> [Requirement]: Examine the material below. Gather every line in which the string "maximum" appears.

---------- Exercise data

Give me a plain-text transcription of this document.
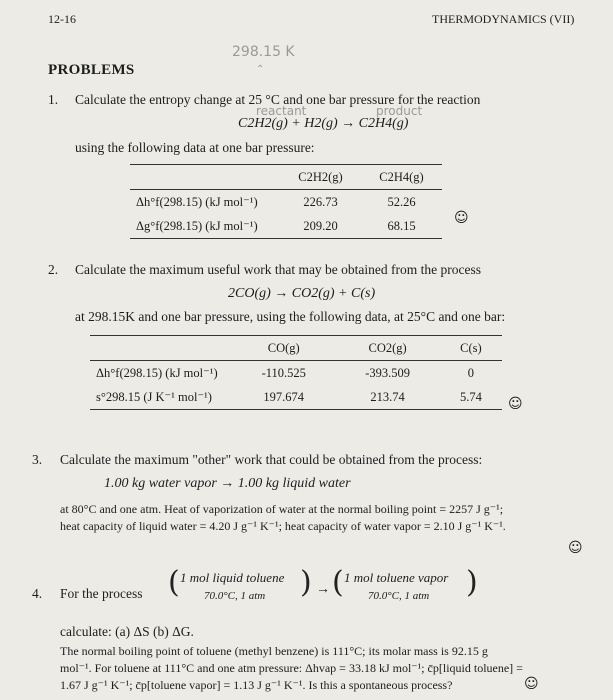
12-16	THERMODYNAMICS (VII)
298.15 K
⌃
PROBLEMS
1. Calculate the entropy change at 25 °C and one bar pressure for the reaction
reactant	product
C2H2(g) + H2(g) → C2H4(g)
using the following data at one bar pressure:
	C2H2(g)	C2H4(g)
Δh°f(298.15) (kJ mol⁻¹)	226.73	52.26
Δg°f(298.15) (kJ mol⁻¹)	209.20	68.15	☺
2. Calculate the maximum useful work that may be obtained from the process
2CO(g) → CO2(g) + C(s)
at 298.15K and one bar pressure, using the following data, at 25°C and one bar:
	CO(g)	CO2(g)	C(s)
Δh°f(298.15) (kJ mol⁻¹)	-110.525	-393.509	0
s°298.15 (J K⁻¹ mol⁻¹)	197.674	213.74	5.74 ☺
3. Calculate the maximum "other" work that could be obtained from the process:
1.00 kg water vapor → 1.00 kg liquid water
at 80°C and one atm. Heat of vaporization of water at the normal boiling point = 2257 J g⁻¹;
heat capacity of liquid water = 4.20 J g⁻¹ K⁻¹; heat capacity of water vapor = 2.10 J g⁻¹ K⁻¹.
☺
4. For the process ( 1 mol liquid toluene
70.0°C, 1 atm ) → ( 1 mol toluene vapor
70.0°C, 1 atm )
calculate: (a) ΔS (b) ΔG.
The normal boiling point of toluene (methyl benzene) is 111°C; its molar mass is 92.15 g
mol⁻¹. For toluene at 111°C and one atm pressure: Δhvap = 33.18 kJ mol⁻¹; c̄p[liquid toluene] =
1.67 J g⁻¹ K⁻¹; c̄p[toluene vapor] = 1.13 J g⁻¹ K⁻¹. Is this a spontaneous process?	☺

--------------------

> [Problem solution]:
2. Calculate the maximum useful work that may be obtained from the process
3. Calculate the maximum "other" work that could be obtained from the process:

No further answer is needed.